**Set task 1:** According to the exhibition review, on what date did the CCP exhibition open?
**Set task 2:** Translate this sentence from the exhibition review into Spanish: "In Gallery 1, ‘Geodetic Monuments’ references Australian geographic surveys, matter, and markers."
# Start of Source document
| | | Art Cult : open Windows and untitled spaces | | by DANIEL SMITH | | critiques the newest exhibitions gracing the space at Melbourne’s Centre for Contemporary Photography. CCP’s exhibition that opened on May 16th features an impressive array of established and emerging, local and national talent, featuring the work of Paul Batt, Simon Biggs, Angela Blakely and Alex Kershaw.
In Gallery 1, ‘Geodetic Monuments’ references Australian geographic surveys, matter, and markers. The exhibition’s leaflet seems to tell us very little about this compelling new work by Alex Kershaw, missing the point somewhat on what could be a very effective piece. These images exist, for me, somewhere between the work of Joel Meyerowitz and Richard Long. The visual depictions of scientific mapping devices suggest the seemingly benign, static forces that pervade the Australian landscape. However these metallic figures which control the areas they inhabit reflect not only the ownership of the land; they are reminiscent of gravestones, of stagnant native forefathers amassed and waiting, silenced by industrial production, frozen by science, by the relentlessness of colonial control. These rich images also comment on a phallocentric European-influenced history, and finally on globalisation through suggestions of a technology/ancient landscape dichotomy. The text accompanying this over-abundance of images sadly seems to have missed the opportunity to say something really concrete and pertinent. Instead CCP (or Kershaw, or both) has opted for an impotent textual didacticism where silence would have not only sufficed, but enriched.
# End of Source document
# Start of Dataset records
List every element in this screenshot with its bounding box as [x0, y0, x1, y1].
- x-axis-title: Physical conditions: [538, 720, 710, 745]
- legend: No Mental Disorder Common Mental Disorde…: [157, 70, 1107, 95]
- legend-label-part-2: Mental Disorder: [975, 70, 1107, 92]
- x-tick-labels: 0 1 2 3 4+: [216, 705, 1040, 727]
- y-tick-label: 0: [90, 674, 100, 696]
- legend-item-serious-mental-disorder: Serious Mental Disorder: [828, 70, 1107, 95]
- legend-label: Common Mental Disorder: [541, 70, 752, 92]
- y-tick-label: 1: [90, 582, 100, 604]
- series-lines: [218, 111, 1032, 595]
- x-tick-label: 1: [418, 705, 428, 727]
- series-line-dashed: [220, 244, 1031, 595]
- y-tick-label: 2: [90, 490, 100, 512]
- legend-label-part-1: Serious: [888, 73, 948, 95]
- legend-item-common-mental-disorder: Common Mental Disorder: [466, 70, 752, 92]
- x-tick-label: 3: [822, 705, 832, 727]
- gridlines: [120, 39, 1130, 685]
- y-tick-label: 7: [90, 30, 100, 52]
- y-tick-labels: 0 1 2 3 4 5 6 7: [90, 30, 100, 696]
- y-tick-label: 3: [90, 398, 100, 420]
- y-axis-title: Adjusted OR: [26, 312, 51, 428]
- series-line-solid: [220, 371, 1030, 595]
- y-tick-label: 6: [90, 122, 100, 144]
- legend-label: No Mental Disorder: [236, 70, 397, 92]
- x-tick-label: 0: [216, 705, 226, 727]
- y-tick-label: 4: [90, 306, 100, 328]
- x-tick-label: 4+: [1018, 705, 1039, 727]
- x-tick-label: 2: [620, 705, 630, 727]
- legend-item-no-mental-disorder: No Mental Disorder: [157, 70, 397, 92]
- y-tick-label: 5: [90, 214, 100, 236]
# End of Dataset records
**Task answer 1:** May 16th

**Task answer 2:** En la Galería 1, ‘Geodetic Monuments’ hace referencia a los levantamientos geográficos australianos, a la materia y a los marcadores.